Work to be completed:
Copy out each line of the material below with no changes.

***** Data records

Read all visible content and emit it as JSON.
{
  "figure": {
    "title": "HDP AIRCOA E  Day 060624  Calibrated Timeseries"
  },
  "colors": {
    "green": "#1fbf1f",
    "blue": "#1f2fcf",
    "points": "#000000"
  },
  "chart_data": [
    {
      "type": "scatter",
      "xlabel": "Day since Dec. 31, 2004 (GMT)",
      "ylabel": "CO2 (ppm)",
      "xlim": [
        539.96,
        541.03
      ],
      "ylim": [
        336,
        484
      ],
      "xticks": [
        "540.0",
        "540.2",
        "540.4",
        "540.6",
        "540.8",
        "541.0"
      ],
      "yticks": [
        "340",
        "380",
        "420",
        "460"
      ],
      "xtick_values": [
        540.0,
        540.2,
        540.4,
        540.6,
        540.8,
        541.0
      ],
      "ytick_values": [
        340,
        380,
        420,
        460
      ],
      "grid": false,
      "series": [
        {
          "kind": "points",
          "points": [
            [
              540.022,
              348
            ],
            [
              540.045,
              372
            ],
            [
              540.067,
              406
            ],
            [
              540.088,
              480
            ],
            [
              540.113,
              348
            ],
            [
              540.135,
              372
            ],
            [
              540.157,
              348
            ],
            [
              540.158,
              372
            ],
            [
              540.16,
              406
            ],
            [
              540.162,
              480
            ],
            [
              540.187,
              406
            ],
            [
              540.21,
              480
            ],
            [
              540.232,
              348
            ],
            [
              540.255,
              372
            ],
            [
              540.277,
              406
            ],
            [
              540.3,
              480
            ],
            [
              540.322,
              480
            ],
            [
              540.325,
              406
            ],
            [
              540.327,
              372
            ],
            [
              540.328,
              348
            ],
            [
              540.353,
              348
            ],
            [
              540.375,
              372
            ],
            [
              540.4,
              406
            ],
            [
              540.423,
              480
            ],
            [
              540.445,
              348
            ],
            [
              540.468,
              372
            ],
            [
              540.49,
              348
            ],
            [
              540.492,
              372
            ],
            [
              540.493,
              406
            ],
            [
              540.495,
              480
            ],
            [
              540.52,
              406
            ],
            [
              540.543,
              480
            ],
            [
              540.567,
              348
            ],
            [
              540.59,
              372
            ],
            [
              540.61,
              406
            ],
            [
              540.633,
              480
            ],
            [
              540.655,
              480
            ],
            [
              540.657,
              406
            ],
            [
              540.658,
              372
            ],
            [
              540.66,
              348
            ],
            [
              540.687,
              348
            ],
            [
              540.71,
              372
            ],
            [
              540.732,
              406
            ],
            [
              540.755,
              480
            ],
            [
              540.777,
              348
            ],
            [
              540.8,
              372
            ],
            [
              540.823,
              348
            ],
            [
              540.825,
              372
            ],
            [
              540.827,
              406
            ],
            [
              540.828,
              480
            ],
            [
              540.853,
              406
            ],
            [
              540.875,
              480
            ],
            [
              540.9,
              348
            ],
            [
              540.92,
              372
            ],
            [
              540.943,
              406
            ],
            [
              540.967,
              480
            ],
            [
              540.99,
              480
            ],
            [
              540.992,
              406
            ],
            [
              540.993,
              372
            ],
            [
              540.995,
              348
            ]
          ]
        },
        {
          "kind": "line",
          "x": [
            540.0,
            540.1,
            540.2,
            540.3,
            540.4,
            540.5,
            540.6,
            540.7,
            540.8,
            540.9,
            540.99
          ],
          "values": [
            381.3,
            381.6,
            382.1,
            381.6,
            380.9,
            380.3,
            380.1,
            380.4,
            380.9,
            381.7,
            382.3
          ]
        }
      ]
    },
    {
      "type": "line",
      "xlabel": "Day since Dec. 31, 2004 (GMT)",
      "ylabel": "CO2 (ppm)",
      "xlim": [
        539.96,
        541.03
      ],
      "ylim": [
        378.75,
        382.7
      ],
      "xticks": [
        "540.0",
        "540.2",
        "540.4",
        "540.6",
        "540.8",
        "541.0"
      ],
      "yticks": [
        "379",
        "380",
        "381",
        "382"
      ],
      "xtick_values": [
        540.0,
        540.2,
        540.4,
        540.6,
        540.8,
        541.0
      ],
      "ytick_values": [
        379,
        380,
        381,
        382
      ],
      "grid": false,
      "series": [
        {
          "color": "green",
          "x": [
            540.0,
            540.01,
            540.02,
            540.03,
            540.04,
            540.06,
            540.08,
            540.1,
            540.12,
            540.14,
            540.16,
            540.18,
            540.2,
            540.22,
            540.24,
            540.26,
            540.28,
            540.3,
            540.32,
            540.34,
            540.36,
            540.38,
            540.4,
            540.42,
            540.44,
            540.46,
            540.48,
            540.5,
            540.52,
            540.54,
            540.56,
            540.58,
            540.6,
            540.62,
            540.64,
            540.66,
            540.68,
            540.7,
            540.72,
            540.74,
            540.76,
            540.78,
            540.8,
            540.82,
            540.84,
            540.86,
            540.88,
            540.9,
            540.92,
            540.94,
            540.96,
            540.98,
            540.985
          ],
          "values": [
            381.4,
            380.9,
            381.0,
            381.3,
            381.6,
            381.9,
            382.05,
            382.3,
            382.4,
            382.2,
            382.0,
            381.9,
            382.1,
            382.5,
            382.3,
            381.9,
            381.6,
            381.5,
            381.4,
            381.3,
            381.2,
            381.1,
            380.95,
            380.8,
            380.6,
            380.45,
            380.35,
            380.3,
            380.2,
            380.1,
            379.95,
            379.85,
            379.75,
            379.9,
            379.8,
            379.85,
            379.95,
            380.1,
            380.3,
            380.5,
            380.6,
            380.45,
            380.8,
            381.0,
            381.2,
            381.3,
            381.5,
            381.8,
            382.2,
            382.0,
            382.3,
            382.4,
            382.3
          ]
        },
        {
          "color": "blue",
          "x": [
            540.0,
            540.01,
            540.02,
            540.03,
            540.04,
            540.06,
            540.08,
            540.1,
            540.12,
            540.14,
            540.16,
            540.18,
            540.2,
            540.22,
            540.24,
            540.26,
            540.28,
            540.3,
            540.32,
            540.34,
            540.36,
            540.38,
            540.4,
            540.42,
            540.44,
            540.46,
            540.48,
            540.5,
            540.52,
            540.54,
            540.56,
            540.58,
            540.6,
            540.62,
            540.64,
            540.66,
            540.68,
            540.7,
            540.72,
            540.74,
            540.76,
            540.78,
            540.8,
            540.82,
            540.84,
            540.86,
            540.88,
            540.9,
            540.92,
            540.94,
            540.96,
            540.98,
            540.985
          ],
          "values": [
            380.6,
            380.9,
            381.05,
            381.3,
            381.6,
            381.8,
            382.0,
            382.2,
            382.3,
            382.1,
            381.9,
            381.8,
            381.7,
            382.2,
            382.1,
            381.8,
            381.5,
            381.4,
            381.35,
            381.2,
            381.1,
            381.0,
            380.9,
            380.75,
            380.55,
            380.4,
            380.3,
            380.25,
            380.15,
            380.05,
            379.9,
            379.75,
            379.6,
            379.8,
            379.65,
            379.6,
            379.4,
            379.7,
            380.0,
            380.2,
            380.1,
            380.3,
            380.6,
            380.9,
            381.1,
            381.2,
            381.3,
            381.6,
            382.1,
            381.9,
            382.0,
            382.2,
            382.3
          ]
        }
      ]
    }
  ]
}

**********

Finished exercise:
Read all visible content and emit it as JSON.
{
  "figure": {
    "title": "HDP AIRCOA E  Day 060624  Calibrated Timeseries"
  },
  "colors": {
    "green": "#1fbf1f",
    "blue": "#1f2fcf",
    "points": "#000000"
  },
  "chart_data": [
    {
      "type": "scatter",
      "xlabel": "Day since Dec. 31, 2004 (GMT)",
      "ylabel": "CO2 (ppm)",
      "xlim": [
        539.96,
        541.03
      ],
      "ylim": [
        336,
        484
      ],
      "xticks": [
        "540.0",
        "540.2",
        "540.4",
        "540.6",
        "540.8",
        "541.0"
      ],
      "yticks": [
        "340",
        "380",
        "420",
        "460"
      ],
      "xtick_values": [
        540.0,
        540.2,
        540.4,
        540.6,
        540.8,
        541.0
      ],
      "ytick_values": [
        340,
        380,
        420,
        460
      ],
      "grid": false,
      "series": [
        {
          "kind": "points",
          "points": [
            [
              540.022,
              348
            ],
            [
              540.045,
              372
            ],
            [
              540.067,
              406
            ],
            [
              540.088,
              480
            ],
            [
              540.113,
              348
            ],
            [
              540.135,
              372
            ],
            [
              540.157,
              348
            ],
            [
              540.158,
              372
            ],
            [
              540.16,
              406
            ],
            [
              540.162,
              480
            ],
            [
              540.187,
              406
            ],
            [
              540.21,
              480
            ],
            [
              540.232,
              348
            ],
            [
              540.255,
              372
            ],
            [
              540.277,
              406
            ],
            [
              540.3,
              480
            ],
            [
              540.322,
              480
            ],
            [
              540.325,
              406
            ],
            [
              540.327,
              372
            ],
            [
              540.328,
              348
            ],
            [
              540.353,
              348
            ],
            [
              540.375,
              372
            ],
            [
              540.4,
              406
            ],
            [
              540.423,
              480
            ],
            [
              540.445,
              348
            ],
            [
              540.468,
              372
            ],
            [
              540.49,
              348
            ],
            [
              540.492,
              372
            ],
            [
              540.493,
              406
            ],
            [
              540.495,
              480
            ],
            [
              540.52,
              406
            ],
            [
              540.543,
              480
            ],
            [
              540.567,
              348
            ],
            [
              540.59,
              372
            ],
            [
              540.61,
              406
            ],
            [
              540.633,
              480
            ],
            [
              540.655,
              480
            ],
            [
              540.657,
              406
            ],
            [
              540.658,
              372
            ],
            [
              540.66,
              348
            ],
            [
              540.687,
              348
            ],
            [
              540.71,
              372
            ],
            [
              540.732,
              406
            ],
            [
              540.755,
              480
            ],
            [
              540.777,
              348
            ],
            [
              540.8,
              372
            ],
            [
              540.823,
              348
            ],
            [
              540.825,
              372
            ],
            [
              540.827,
              406
            ],
            [
              540.828,
              480
            ],
            [
              540.853,
              406
            ],
            [
              540.875,
              480
            ],
            [
              540.9,
              348
            ],
            [
              540.92,
              372
            ],
            [
              540.943,
              406
            ],
            [
              540.967,
              480
            ],
            [
              540.99,
              480
            ],
            [
              540.992,
              406
            ],
            [
              540.993,
              372
            ],
            [
              540.995,
              348
            ]
          ]
        },
        {
          "kind": "line",
          "x": [
            540.0,
            540.1,
            540.2,
            540.3,
            540.4,
            540.5,
            540.6,
            540.7,
            540.8,
            540.9,
            540.99
          ],
          "values": [
            381.3,
            381.6,
            382.1,
            381.6,
            380.9,
            380.3,
            380.1,
            380.4,
            380.9,
            381.7,
            382.3
          ]
        }
      ]
    },
    {
      "type": "line",
      "xlabel": "Day since Dec. 31, 2004 (GMT)",
      "ylabel": "CO2 (ppm)",
      "xlim": [
        539.96,
        541.03
      ],
      "ylim": [
        378.75,
        382.7
      ],
      "xticks": [
        "540.0",
        "540.2",
        "540.4",
        "540.6",
        "540.8",
        "541.0"
      ],
      "yticks": [
        "379",
        "380",
        "381",
        "382"
      ],
      "xtick_values": [
        540.0,
        540.2,
        540.4,
        540.6,
        540.8,
        541.0
      ],
      "ytick_values": [
        379,
        380,
        381,
        382
      ],
      "grid": false,
      "series": [
        {
          "color": "green",
          "x": [
            540.0,
            540.01,
            540.02,
            540.03,
            540.04,
            540.06,
            540.08,
            540.1,
            540.12,
            540.14,
            540.16,
            540.18,
            540.2,
            540.22,
            540.24,
            540.26,
            540.28,
            540.3,
            540.32,
            540.34,
            540.36,
            540.38,
            540.4,
            540.42,
            540.44,
            540.46,
            540.48,
            540.5,
            540.52,
            540.54,
            540.56,
            540.58,
            540.6,
            540.62,
            540.64,
            540.66,
            540.68,
            540.7,
            540.72,
            540.74,
            540.76,
            540.78,
            540.8,
            540.82,
            540.84,
            540.86,
            540.88,
            540.9,
            540.92,
            540.94,
            540.96,
            540.98,
            540.985
          ],
          "values": [
            381.4,
            380.9,
            381.0,
            381.3,
            381.6,
            381.9,
            382.05,
            382.3,
            382.4,
            382.2,
            382.0,
            381.9,
            382.1,
            382.5,
            382.3,
            381.9,
            381.6,
            381.5,
            381.4,
            381.3,
            381.2,
            381.1,
            380.95,
            380.8,
            380.6,
            380.45,
            380.35,
            380.3,
            380.2,
            380.1,
            379.95,
            379.85,
            379.75,
            379.9,
            379.8,
            379.85,
            379.95,
            380.1,
            380.3,
            380.5,
            380.6,
            380.45,
            380.8,
            381.0,
            381.2,
            381.3,
            381.5,
            381.8,
            382.2,
            382.0,
            382.3,
            382.4,
            382.3
          ]
        },
        {
          "color": "blue",
          "x": [
            540.0,
            540.01,
            540.02,
            540.03,
            540.04,
            540.06,
            540.08,
            540.1,
            540.12,
            540.14,
            540.16,
            540.18,
            540.2,
            540.22,
            540.24,
            540.26,
            540.28,
            540.3,
            540.32,
            540.34,
            540.36,
            540.38,
            540.4,
            540.42,
            540.44,
            540.46,
            540.48,
            540.5,
            540.52,
            540.54,
            540.56,
            540.58,
            540.6,
            540.62,
            540.64,
            540.66,
            540.68,
            540.7,
            540.72,
            540.74,
            540.76,
            540.78,
            540.8,
            540.82,
            540.84,
            540.86,
            540.88,
            540.9,
            540.92,
            540.94,
            540.96,
            540.98,
            540.985
          ],
          "values": [
            380.6,
            380.9,
            381.05,
            381.3,
            381.6,
            381.8,
            382.0,
            382.2,
            382.3,
            382.1,
            381.9,
            381.8,
            381.7,
            382.2,
            382.1,
            381.8,
            381.5,
            381.4,
            381.35,
            381.2,
            381.1,
            381.0,
            380.9,
            380.75,
            380.55,
            380.4,
            380.3,
            380.25,
            380.15,
            380.05,
            379.9,
            379.75,
            379.6,
            379.8,
            379.65,
            379.6,
            379.4,
            379.7,
            380.0,
            380.2,
            380.1,
            380.3,
            380.6,
            380.9,
            381.1,
            381.2,
            381.3,
            381.6,
            382.1,
            381.9,
            382.0,
            382.2,
            382.3
          ]
        }
      ]
    }
  ]
}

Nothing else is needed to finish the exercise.